TASK GOAL ▸
From the listing below, pull out all lines with "color" in them.

* BEGIN RECORDS SHOWN *

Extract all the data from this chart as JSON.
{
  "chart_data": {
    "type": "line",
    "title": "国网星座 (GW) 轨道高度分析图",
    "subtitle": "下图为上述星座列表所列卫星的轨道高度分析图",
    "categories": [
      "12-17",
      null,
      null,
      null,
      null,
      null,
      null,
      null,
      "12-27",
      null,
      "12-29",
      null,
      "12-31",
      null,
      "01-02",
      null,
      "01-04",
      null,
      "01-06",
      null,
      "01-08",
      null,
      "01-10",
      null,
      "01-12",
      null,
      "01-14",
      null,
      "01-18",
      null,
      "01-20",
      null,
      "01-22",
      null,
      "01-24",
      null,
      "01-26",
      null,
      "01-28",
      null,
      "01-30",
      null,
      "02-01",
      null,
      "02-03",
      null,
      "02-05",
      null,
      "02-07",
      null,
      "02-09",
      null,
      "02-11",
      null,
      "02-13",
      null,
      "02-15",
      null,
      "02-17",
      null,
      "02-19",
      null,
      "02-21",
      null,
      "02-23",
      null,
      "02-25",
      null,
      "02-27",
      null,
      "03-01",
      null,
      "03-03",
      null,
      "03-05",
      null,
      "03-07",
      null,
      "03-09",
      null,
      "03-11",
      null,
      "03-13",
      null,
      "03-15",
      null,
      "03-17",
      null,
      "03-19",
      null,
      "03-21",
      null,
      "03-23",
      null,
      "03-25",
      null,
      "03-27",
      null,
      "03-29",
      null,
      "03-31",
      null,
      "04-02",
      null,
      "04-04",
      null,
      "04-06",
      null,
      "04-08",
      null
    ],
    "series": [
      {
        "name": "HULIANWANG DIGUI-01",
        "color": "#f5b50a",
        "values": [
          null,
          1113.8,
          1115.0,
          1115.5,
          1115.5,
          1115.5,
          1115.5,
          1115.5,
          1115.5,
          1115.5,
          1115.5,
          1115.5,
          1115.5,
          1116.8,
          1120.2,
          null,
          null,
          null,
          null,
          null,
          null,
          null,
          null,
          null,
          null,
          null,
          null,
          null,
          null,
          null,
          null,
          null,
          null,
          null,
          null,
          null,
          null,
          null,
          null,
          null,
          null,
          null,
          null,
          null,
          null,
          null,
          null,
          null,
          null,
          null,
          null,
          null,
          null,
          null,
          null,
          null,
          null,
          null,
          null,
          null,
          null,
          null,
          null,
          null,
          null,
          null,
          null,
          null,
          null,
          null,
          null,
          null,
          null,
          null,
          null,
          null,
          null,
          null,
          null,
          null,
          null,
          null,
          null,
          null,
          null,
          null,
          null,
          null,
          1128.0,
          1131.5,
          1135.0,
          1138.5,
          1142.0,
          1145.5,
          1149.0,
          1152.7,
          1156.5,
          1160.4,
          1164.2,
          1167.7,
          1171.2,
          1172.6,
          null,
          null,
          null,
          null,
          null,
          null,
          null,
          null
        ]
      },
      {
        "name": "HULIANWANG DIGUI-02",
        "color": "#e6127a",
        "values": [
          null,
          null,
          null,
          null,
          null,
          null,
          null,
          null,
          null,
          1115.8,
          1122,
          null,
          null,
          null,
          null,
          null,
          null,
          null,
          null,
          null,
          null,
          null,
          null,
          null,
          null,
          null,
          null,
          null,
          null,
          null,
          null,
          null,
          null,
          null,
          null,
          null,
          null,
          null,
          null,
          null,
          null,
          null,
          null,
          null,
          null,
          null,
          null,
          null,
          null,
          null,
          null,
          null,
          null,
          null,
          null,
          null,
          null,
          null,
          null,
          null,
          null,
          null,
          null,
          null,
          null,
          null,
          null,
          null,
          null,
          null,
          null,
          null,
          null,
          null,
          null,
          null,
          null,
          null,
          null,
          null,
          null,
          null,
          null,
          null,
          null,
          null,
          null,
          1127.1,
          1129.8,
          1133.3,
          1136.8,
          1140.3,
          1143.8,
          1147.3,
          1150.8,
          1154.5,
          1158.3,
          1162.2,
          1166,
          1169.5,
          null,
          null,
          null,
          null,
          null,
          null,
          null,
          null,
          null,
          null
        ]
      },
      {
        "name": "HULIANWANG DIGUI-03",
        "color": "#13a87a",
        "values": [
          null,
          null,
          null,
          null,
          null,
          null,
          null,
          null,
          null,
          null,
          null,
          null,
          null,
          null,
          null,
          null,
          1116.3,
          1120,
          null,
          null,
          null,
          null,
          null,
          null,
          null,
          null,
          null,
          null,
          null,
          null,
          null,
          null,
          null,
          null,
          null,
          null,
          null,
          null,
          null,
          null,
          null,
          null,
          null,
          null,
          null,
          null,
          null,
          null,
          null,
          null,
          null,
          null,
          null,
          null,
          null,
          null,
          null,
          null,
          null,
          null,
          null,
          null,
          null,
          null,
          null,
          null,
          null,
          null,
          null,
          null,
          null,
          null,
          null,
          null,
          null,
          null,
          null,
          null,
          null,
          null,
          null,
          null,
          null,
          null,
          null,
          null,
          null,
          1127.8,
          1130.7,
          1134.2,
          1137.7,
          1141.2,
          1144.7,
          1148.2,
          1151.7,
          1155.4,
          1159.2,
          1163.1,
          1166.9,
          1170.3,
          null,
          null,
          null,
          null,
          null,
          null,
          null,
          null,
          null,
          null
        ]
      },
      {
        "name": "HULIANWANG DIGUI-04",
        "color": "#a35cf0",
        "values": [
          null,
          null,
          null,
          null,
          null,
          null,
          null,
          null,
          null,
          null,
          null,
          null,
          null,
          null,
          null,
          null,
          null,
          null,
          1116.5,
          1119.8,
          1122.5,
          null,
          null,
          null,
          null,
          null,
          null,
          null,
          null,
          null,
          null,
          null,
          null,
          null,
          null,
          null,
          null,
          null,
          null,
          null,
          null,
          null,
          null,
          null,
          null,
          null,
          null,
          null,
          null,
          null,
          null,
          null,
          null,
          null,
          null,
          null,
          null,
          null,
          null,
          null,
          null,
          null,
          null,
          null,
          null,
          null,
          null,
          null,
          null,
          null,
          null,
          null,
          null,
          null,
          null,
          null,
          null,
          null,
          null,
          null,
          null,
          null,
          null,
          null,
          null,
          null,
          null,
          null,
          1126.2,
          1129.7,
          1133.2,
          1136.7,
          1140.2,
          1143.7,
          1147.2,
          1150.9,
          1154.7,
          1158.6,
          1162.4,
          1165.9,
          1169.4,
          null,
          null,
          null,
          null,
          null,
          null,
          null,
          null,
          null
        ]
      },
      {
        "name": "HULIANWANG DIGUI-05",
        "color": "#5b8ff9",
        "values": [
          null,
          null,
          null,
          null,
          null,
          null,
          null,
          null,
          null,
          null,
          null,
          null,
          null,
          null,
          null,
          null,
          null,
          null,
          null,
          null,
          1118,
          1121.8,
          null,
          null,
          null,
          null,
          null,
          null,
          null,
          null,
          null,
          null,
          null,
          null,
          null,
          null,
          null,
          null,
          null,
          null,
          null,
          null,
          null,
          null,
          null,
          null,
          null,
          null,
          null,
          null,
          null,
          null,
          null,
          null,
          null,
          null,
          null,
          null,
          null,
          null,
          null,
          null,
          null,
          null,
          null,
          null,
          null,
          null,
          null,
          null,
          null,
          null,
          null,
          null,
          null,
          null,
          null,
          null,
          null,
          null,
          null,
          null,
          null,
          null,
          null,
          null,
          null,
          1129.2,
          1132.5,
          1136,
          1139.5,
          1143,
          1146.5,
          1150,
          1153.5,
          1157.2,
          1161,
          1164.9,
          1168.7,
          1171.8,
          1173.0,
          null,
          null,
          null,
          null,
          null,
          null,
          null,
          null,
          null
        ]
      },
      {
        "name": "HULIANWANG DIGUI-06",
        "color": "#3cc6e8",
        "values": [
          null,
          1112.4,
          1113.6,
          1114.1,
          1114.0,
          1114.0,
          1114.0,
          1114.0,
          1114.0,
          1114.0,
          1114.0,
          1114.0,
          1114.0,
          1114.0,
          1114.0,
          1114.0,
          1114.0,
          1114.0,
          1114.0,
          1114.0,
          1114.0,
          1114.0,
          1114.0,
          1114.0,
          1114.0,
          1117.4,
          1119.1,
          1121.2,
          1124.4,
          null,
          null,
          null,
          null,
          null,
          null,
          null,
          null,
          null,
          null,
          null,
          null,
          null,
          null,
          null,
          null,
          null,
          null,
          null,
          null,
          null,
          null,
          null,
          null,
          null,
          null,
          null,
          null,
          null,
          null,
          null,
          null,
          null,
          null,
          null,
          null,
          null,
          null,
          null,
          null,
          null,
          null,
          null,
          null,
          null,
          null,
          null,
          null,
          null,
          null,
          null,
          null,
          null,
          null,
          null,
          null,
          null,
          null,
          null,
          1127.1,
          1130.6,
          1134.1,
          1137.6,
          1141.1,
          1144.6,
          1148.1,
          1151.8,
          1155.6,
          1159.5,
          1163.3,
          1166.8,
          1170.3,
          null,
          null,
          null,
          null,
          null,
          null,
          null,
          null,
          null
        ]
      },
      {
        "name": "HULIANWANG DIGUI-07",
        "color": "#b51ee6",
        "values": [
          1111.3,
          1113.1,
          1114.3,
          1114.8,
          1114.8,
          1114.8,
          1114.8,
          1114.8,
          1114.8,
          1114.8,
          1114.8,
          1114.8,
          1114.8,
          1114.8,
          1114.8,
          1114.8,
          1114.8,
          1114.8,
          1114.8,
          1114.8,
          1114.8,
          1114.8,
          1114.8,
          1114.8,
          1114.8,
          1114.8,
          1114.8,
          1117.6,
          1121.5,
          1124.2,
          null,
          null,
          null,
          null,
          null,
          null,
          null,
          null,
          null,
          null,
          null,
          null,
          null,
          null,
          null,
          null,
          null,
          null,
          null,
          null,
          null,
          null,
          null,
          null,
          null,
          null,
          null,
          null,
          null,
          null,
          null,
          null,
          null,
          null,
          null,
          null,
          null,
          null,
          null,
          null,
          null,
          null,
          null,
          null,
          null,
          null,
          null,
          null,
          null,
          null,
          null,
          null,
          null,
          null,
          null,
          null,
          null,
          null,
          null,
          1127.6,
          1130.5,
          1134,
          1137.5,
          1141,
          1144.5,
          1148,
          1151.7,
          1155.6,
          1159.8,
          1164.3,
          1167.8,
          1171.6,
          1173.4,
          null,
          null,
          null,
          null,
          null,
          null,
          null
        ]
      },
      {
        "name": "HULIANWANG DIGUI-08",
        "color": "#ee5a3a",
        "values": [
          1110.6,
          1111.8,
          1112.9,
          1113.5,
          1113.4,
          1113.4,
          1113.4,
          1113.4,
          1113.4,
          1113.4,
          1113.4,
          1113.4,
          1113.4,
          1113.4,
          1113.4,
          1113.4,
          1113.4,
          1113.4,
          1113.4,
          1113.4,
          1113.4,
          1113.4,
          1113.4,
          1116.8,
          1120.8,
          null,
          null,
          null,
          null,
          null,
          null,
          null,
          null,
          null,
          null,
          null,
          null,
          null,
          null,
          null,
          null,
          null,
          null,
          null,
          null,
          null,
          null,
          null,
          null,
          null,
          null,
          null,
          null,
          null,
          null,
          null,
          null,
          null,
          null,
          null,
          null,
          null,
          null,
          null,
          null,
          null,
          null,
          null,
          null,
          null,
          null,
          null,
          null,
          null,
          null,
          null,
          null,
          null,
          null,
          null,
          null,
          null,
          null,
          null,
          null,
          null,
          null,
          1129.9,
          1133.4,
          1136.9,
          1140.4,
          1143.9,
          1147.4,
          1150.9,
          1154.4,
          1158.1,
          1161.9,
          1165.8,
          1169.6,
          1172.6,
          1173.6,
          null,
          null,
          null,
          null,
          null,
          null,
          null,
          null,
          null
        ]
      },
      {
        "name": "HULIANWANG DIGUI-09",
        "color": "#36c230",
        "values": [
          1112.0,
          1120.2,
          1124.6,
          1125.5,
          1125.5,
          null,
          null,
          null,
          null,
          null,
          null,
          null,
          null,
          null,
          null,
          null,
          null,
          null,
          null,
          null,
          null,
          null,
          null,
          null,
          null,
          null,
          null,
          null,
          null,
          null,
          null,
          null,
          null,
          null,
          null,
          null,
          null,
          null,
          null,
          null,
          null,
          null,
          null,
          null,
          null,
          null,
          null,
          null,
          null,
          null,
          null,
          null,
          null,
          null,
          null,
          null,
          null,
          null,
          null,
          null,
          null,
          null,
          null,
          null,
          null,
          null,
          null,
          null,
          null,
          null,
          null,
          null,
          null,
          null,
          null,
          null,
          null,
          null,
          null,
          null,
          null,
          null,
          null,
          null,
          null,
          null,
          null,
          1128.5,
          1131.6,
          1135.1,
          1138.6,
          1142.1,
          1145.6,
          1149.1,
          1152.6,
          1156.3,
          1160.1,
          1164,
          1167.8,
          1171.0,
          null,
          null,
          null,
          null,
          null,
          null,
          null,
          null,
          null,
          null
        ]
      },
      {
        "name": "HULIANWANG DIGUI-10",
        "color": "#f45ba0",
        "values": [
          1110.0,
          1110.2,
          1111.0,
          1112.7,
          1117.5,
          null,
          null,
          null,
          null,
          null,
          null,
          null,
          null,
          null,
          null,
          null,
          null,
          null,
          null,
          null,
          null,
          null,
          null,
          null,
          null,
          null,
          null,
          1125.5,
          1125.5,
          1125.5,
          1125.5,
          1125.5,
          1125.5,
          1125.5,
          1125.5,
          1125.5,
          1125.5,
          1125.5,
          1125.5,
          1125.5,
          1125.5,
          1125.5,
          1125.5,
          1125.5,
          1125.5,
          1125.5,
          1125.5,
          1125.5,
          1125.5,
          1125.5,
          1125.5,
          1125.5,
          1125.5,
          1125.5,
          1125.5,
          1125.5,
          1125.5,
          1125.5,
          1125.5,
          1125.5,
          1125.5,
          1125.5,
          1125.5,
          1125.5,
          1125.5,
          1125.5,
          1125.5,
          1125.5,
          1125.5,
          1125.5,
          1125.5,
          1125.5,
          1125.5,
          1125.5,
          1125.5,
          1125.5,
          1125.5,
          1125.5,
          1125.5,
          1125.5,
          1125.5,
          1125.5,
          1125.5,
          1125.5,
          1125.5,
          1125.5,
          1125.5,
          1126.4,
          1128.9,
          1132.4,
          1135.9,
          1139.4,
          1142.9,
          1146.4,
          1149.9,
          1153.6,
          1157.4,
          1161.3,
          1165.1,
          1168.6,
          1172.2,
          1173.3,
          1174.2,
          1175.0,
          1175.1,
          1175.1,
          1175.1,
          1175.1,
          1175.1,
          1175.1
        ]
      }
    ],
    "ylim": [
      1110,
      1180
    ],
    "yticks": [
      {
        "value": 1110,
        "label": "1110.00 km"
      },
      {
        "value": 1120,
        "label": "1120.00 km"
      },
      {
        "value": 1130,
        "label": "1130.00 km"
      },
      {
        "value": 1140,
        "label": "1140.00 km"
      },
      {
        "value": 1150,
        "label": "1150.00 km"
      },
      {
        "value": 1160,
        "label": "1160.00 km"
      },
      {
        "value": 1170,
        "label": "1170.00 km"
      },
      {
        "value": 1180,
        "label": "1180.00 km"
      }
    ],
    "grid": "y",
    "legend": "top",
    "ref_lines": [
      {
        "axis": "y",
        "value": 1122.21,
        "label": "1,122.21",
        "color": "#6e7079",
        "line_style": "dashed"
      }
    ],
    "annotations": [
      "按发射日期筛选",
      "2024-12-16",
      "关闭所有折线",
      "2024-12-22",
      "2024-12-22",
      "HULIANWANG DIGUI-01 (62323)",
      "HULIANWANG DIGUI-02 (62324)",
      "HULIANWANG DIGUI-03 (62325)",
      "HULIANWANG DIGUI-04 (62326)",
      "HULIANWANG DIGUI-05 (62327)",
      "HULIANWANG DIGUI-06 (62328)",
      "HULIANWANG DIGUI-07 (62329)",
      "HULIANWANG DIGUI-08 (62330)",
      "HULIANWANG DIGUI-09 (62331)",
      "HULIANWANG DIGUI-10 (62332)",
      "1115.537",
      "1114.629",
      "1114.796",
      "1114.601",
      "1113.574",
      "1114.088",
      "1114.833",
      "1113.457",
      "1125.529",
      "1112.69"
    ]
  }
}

* END RECORDS SHOWN *

CORRECT RESULT ▸
        "color": "#f5b50a",
        "color": "#e6127a",
        "color": "#13a87a",
        "color": "#a35cf0",
        "color": "#5b8ff9",
        "color": "#3cc6e8",
        "color": "#b51ee6",
        "color": "#ee5a3a",
        "color": "#36c230",
        "color": "#f45ba0",
        "color": "#6e7079",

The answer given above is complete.